[start Records for the exercise]
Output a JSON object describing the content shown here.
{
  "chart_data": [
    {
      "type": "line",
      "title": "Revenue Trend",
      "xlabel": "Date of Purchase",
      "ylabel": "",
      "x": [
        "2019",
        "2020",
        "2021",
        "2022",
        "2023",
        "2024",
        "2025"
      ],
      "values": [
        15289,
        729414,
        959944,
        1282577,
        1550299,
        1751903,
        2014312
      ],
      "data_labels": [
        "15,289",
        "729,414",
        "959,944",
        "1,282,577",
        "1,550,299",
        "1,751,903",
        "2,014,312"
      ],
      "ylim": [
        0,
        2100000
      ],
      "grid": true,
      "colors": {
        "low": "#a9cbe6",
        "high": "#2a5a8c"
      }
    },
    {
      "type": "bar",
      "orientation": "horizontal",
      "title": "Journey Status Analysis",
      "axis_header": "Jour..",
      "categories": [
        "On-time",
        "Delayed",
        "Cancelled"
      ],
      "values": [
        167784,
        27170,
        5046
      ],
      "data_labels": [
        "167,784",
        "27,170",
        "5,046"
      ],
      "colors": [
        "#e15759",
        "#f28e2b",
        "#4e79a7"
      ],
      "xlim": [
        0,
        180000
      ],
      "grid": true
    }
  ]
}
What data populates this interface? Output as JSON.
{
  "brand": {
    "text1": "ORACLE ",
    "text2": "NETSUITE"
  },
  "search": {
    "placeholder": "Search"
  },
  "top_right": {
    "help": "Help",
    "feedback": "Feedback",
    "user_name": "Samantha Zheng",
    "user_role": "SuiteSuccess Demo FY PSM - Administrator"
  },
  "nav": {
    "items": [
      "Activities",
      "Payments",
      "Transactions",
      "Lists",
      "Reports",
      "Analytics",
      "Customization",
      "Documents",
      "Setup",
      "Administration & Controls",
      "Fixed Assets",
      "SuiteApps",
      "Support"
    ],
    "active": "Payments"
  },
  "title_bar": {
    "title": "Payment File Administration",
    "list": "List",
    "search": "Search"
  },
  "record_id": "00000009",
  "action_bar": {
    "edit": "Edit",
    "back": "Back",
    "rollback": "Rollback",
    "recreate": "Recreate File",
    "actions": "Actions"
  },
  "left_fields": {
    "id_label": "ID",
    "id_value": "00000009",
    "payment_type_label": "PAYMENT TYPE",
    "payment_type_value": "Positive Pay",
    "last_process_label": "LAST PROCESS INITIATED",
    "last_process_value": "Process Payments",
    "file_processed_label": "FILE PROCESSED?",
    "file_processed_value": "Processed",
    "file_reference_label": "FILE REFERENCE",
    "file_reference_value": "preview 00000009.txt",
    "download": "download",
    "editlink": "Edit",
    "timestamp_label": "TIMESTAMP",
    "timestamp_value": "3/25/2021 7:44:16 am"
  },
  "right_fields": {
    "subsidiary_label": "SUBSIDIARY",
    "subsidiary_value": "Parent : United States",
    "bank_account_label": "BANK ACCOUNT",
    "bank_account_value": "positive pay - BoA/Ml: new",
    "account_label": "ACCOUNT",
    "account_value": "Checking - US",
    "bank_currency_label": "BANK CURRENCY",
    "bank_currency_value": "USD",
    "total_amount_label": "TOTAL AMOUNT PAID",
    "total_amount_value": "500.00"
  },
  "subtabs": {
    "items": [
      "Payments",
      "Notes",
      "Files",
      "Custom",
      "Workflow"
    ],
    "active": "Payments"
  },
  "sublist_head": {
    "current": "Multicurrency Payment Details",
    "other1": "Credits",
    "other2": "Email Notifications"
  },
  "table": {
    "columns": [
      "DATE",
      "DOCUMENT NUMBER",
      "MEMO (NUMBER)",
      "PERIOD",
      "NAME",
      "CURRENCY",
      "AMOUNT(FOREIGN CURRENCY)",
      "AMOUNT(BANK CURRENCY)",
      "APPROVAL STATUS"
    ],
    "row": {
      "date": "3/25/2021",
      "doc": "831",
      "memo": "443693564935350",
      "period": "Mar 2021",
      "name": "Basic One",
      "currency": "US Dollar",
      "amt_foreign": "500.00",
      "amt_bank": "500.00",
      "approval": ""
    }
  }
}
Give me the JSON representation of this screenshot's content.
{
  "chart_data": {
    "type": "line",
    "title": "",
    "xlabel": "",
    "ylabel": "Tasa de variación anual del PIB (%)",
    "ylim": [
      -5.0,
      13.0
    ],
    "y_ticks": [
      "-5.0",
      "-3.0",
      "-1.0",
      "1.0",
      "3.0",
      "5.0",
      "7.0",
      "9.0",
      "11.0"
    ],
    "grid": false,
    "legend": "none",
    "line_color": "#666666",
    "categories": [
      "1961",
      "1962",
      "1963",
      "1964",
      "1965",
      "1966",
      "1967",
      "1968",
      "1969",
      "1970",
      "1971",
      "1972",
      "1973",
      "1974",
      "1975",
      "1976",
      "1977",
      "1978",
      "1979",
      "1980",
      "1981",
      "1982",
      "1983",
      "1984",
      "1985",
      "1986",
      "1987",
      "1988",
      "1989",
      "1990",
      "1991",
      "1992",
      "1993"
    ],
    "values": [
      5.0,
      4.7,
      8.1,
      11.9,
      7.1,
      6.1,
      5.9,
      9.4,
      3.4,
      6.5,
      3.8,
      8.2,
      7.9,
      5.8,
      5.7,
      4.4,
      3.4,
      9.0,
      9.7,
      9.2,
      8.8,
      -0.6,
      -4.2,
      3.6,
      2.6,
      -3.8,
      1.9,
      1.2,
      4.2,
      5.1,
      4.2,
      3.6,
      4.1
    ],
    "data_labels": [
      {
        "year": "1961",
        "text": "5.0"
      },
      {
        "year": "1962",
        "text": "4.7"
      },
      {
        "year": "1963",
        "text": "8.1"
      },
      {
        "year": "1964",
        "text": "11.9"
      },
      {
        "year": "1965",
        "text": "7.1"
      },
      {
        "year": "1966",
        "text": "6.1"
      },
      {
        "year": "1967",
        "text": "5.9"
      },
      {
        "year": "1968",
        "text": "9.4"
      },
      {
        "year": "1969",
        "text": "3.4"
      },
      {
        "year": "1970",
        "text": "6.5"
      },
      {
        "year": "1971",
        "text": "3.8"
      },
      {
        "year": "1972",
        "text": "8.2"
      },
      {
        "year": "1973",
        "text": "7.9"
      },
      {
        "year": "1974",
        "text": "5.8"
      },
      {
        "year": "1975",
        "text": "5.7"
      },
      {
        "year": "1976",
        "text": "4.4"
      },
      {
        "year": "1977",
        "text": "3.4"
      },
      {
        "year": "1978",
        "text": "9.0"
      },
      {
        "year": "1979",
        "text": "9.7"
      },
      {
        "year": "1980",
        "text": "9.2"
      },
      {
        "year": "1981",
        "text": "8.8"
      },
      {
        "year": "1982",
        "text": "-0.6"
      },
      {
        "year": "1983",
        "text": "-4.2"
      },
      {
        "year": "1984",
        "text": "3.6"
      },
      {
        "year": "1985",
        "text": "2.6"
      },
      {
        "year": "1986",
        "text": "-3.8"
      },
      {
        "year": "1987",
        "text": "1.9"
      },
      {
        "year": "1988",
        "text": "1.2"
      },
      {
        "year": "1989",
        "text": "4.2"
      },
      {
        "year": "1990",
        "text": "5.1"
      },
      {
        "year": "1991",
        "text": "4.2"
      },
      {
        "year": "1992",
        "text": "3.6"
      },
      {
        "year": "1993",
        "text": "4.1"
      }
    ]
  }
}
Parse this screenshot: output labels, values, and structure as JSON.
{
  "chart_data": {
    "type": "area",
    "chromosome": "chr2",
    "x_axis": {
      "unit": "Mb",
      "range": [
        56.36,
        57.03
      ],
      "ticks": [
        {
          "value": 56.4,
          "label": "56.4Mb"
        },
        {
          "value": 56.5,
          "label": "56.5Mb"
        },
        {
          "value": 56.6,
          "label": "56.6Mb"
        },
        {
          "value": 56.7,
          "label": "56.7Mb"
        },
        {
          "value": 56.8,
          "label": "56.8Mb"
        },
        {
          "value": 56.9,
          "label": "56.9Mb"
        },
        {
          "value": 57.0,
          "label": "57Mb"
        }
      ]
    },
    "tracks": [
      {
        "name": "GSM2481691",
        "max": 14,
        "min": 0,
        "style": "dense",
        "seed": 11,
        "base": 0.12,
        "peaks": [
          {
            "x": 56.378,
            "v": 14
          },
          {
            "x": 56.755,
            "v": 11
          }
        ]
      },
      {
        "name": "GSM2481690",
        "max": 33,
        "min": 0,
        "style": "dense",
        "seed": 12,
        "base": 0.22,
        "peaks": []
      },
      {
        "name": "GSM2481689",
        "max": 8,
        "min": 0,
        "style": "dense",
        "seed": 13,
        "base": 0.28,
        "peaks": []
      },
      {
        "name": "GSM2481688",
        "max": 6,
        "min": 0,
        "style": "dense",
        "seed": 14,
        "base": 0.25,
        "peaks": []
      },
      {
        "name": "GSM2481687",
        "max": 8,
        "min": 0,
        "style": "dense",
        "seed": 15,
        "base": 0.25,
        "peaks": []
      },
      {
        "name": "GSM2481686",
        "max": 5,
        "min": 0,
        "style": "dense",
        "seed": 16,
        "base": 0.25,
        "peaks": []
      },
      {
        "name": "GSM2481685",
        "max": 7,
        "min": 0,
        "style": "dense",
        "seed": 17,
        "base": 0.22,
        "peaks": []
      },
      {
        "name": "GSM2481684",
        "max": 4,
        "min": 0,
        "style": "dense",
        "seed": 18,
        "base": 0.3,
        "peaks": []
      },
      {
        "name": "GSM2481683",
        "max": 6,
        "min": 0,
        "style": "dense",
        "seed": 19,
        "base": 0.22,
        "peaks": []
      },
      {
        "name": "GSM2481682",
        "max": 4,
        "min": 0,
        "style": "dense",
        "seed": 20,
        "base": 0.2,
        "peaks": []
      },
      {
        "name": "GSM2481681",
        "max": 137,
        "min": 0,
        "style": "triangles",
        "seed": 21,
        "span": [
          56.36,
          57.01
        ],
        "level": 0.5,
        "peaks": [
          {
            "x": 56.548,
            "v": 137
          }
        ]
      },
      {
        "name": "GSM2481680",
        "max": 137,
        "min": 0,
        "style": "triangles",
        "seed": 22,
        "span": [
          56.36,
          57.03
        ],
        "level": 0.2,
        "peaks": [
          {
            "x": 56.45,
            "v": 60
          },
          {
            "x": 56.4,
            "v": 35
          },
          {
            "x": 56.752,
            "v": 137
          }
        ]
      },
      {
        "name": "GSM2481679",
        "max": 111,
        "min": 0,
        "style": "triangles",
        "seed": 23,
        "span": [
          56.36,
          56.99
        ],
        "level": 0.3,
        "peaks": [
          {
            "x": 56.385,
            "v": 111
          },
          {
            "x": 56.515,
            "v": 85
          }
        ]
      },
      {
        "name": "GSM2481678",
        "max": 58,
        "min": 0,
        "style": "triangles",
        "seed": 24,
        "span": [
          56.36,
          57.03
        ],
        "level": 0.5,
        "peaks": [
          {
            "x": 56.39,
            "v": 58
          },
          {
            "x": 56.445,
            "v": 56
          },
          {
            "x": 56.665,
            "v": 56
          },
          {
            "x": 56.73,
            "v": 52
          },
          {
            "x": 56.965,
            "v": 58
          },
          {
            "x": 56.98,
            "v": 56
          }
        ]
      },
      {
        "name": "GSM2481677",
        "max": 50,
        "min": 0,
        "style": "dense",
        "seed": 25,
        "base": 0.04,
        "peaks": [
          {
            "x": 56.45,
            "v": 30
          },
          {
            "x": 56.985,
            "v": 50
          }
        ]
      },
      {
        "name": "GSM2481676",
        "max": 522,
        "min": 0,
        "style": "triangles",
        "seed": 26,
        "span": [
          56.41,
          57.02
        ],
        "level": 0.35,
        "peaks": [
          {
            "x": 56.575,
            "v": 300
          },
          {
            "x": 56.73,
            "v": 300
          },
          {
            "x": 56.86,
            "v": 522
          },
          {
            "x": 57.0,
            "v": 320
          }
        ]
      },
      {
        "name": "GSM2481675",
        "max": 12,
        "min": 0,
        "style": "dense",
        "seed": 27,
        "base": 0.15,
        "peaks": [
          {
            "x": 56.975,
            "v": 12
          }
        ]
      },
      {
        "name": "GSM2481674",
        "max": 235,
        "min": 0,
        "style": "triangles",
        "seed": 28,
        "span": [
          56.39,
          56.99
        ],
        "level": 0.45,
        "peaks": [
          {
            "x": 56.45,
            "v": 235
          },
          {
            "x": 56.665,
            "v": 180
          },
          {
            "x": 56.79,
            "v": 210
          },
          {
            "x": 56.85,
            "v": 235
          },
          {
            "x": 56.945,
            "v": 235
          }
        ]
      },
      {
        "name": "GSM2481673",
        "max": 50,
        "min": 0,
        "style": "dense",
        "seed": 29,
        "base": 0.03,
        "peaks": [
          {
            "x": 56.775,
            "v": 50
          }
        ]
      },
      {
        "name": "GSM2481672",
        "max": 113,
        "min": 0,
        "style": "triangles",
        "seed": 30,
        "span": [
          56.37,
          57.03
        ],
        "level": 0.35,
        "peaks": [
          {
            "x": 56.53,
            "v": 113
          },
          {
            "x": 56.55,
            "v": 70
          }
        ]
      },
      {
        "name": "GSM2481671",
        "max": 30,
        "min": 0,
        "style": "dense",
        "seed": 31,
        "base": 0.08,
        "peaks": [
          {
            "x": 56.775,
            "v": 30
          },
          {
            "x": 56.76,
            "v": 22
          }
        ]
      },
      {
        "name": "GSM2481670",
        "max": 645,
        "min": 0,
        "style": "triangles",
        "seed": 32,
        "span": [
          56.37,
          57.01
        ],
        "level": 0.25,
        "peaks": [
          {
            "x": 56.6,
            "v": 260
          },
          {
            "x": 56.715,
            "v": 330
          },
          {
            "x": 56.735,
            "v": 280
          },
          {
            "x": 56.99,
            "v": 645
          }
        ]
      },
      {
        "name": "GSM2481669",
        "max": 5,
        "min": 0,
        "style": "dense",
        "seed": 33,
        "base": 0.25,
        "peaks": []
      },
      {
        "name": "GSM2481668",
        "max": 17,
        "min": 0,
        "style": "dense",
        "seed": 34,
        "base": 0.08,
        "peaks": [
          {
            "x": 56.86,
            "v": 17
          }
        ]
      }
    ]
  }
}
[end Records for the exercise]
Your goal =>
List each line in the listing that contains the string "content".

Solution to the problem =>
Output a JSON object describing the content shown here.
Give me the JSON representation of this screenshot's content.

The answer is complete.